**ЗАДАНИЯ:**
- 1) Отредактируйте текст о пребывании в Берлине: перепишите отрывок от слов «Тем не менее» до слов «Германии в Англию.» включительно, заменив «Лондоне» на «Париже».
- 2) Продолжите текст о пребывании в Берлине с того места, на котором он обрывается.

**ИСХОДНЫЙ ТЕКСТ:**
Тогда я провел в Берлине более трех месяцев. Я не нашел никого из школьных друзей, не говоря уже о родственниках — изгнанных или погибших в газовых камерах. У меня не было знакомств, и я никого не знал в городе моей юности. То было одинокое и печальное время, жизнь, которая пугала, но порой и осчастливливала. Тогда я осознал, что у меня нет родины. Польша осталась для меня чужой, и нигде я не прочувствовал и не постиг это с такой ясностью, как в Берлине. Я спрашиваю себя сегодня, что случилось бы, если бы в 1946 году кто-нибудь из представителей тогдашних немецких властей предложил мне какую-либо деятельность в сфере культуры. Может быть, я и остался бы в Берлине. Я могу представить себе, кем бы я стал в этом случае, — конечно же, не кем иным, как только критиком, литературным критиком. Вот только кто мог мне предложить нечто подобное? Меня ведь никто не знал.

Я уже предполагал, что варшавское руководство разведки меня забыло. Но в конце концов пришло указание об отзыве домой. Так и не знаю, почему меня послали в Берлин, не дав никакого задания. Может быть, дело не было в достаточной степени согласовано с русскими или они, что тоже вероятно, не захотели, чтобы поляки собирали в Берлине какую бы то ни было информацию.

В отличие от поэта и офицера Станислава Ежи Леца, строгий майор, с которым я разговаривал перед поездкой в Берлин, не хотел сказать мне всю правду. Он счел правильным утаить от меня, что заграничной разведки в Министерстве безопасности тогда еще не было, что она только создавалась. С этим наверняка связывалось и полное невнимание Варшавы ко мне.

Тем не менее секретная служба, хотя я ничего не сделал для нее в Берлине, хотела использовать меня и дальше, причем не только в Министерстве безопасности, но и в Министерстве иностранных дел. Мое будущее видели в работе за границей и обещали пост в Министерстве иностранных дел, причем в таком городе, который после нескольких месяцев, проведенных в Берлине, был для меня наиболее привлекательным, — в Лондоне. Там жила моя единственная уцелевшая родственница, старшая сестра Герда Бём, которой незадолго до начала войны удалось вместе с мужем бежать из Германии в Англию.

В соответствующих министерствах мне предстояло подготовиться к выполнению двойной задачи: в Министерстве безопасности к работе для секретной службы, а в Министерстве иностранных дел — к обязанностям консула. В руководстве секретной службы мне предстояло временно работать начальником сектора, а несколько позже заместителем начальника отдела. Учеба, о которой мне объявили и которой я нетерпеливо ожидал, должна была вскоре начаться, я уже знал, где и когда последует начало. Думалось: наконец-то я узнаю, как следует понимать и организовывать разведывательную службу за границей, мне было ясно, что уж теперь меня посвятят в тайны этой работы. Я ждал с интересом.

**СПИСОК ЗАПИСЕЙ:**

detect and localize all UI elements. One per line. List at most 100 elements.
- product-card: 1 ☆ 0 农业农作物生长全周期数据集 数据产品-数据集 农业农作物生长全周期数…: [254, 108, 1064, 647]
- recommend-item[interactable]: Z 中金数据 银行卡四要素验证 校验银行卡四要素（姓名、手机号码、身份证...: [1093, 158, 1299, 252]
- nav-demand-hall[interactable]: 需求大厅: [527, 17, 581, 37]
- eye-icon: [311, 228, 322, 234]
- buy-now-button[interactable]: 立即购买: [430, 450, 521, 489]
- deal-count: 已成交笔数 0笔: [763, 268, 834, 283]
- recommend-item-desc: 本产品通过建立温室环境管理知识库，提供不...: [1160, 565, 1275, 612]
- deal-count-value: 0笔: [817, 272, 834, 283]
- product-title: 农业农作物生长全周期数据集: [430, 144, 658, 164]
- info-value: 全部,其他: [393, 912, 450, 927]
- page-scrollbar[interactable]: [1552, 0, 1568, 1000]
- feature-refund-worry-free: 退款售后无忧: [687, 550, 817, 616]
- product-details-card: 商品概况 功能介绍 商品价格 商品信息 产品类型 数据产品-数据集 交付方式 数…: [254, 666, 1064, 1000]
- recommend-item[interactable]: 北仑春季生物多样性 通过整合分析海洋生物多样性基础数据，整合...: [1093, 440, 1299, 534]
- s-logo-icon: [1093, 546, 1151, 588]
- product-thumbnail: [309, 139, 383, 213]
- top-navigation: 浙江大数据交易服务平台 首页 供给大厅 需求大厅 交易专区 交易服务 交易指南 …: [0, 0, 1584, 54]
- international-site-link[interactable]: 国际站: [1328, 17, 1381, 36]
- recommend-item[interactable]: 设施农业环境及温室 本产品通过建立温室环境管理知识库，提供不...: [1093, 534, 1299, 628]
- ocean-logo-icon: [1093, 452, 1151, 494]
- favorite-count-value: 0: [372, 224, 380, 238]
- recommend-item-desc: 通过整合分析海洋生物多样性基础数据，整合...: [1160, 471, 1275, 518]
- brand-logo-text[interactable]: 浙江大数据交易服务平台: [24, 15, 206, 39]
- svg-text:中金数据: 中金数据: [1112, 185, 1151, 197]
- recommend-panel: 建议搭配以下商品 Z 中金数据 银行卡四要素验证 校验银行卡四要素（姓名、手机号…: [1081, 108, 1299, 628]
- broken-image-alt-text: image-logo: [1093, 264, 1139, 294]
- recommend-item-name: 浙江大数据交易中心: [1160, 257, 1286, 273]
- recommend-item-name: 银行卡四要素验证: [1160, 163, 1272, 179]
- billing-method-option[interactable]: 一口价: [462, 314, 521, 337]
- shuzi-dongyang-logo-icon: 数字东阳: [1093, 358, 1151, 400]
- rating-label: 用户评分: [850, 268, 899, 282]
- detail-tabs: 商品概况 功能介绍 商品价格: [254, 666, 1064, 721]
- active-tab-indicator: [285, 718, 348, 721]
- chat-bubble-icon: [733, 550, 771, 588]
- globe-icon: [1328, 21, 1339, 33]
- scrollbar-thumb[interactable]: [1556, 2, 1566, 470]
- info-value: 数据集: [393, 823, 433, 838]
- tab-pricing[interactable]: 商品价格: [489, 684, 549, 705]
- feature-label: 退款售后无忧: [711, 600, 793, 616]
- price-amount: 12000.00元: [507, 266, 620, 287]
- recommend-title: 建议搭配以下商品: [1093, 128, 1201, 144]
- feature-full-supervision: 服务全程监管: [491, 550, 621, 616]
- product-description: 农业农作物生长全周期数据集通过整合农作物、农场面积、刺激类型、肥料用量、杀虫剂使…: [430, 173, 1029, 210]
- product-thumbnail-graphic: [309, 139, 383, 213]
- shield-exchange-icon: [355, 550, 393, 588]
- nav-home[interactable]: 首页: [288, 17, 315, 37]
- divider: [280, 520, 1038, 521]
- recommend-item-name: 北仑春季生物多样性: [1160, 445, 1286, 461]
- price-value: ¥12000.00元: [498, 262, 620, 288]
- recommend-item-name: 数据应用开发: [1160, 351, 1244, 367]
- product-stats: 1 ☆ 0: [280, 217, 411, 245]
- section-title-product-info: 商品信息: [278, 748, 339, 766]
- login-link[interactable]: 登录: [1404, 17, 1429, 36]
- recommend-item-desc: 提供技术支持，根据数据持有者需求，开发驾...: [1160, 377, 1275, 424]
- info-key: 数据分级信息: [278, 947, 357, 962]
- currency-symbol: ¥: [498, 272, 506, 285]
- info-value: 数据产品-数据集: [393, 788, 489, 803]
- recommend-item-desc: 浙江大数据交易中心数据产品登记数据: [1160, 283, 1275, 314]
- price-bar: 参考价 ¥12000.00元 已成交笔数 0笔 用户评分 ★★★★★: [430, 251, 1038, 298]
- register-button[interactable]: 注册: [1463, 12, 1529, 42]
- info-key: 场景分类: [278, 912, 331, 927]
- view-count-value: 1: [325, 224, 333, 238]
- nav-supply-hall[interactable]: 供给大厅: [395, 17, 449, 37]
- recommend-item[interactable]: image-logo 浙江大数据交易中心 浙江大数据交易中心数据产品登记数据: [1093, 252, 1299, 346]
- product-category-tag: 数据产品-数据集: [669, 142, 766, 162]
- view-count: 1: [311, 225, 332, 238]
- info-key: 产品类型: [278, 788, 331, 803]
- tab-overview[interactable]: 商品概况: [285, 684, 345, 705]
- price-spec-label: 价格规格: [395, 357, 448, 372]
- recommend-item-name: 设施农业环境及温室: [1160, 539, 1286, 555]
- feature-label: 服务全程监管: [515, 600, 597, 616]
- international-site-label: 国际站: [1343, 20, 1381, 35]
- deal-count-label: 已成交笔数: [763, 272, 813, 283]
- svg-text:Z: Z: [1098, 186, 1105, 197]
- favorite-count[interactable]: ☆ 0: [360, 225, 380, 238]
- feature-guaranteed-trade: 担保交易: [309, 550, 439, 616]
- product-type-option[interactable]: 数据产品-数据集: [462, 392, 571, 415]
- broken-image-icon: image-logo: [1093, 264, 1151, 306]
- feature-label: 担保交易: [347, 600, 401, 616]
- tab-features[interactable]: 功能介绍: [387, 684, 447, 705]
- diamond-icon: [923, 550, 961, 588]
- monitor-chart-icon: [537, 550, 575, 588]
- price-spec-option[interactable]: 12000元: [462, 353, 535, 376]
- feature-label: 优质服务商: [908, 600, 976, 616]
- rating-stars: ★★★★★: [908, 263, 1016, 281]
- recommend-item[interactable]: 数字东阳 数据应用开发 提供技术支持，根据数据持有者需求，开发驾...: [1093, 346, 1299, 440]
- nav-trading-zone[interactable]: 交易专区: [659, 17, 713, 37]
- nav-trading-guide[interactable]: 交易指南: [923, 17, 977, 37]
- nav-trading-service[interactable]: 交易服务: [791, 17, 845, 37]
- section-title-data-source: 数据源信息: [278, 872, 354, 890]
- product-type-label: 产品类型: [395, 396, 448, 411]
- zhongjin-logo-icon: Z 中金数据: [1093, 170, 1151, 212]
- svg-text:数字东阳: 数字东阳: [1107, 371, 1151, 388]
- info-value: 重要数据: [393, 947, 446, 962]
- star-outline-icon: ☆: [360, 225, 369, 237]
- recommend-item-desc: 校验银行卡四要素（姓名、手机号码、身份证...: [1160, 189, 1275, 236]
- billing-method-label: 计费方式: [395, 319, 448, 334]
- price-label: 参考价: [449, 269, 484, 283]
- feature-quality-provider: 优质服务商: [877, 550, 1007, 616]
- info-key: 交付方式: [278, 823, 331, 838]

**ОТВЕТЫ:**
- 1)
Тем не менее секретная служба, хотя я ничего не сделал для нее в Берлине, хотела использовать меня и дальше, причем не только в Министерстве безопасности, но и в Министерстве иностранных дел. Мое будущее видели в работе за границей и обещали пост в Министерстве иностранных дел, причем в таком городе, который после нескольких месяцев, проведенных в Берлине, был для меня наиболее привлекательным, — в Париже. Там жила моя единственная уцелевшая родственница, старшая сестра Герда Бём, которой незадолго до начала войны удалось вместе с мужем бежать из Германии в Англию.

- 2)
За два или три дня до назначенного срока мне надлежало явиться к одному из начальников. Он хитро спросил, радует ли меня предстоящая учеба. Я ответил решительным «Да». Теперь, сказал собеседник к моему величайшему удивлению, ему ясно, что меня некому учить. Напротив, моя задача в том, чтобы обучать коллег.

Я обратил его внимание на то, что не имею ни малейшего понятия о предмете. На это начальник ответил не без иронии, что я отнюдь не сообщил ему ничего нового, что все мы в данном отношении новички. Уж не думаю ли я, что членов партии, недавно ставших министрами, кто-то подготовил к выполнению их задач? Во времена обновления надо импровизировать. При наличии какого-никакого интеллекта задачу можно решить, и он мне полностью доверяет в том, что касается ее выполнения. Кроме того, есть советский советник, с которым мне следует прямо сейчас же поговорить, и он мне поможет. Мой начальник улыбнулся, пребывая в превосходном настроении.

Десять минут спустя я сидел в комнате советника. Это был дружелюбный и любезный человек, не лишенный чувства юмора. Он немного говорил по-польски. Но вместо того, чтобы дать мне настоятельно необходимые советы, он захотел узнать, как я представляю себе планируемое обучение. Игнорируя уклончивые ответы, советник повторял свои вопросы столь упрямо, сколь же и любезно. Мне не оставалось ничего другого, как уступить и пуститься в многословные рассказы о том немногом, что я знал о заграничной разведке и контрразведке. Разумеется, вся моя информация заимствовалась из единственного источника, далеко не самого надежного для таких целей, — из романов, рассказов и репортажей.

Советник пришел в восхищение и поздравил меня. По его словам, я как нельзя лучше подходил для учебы. Поэтому меня временно сделали инструктором польской разведки. Я придумал небольшой учебный курс, скорее забавный, нежели полезный. И снова мне удалось как следует воспользоваться немецкой литературой, причем самого большого успеха я достиг с помощью вышедшей из-под пера Эгона Эрвина Киша истории полковника Редля и его разоблачения.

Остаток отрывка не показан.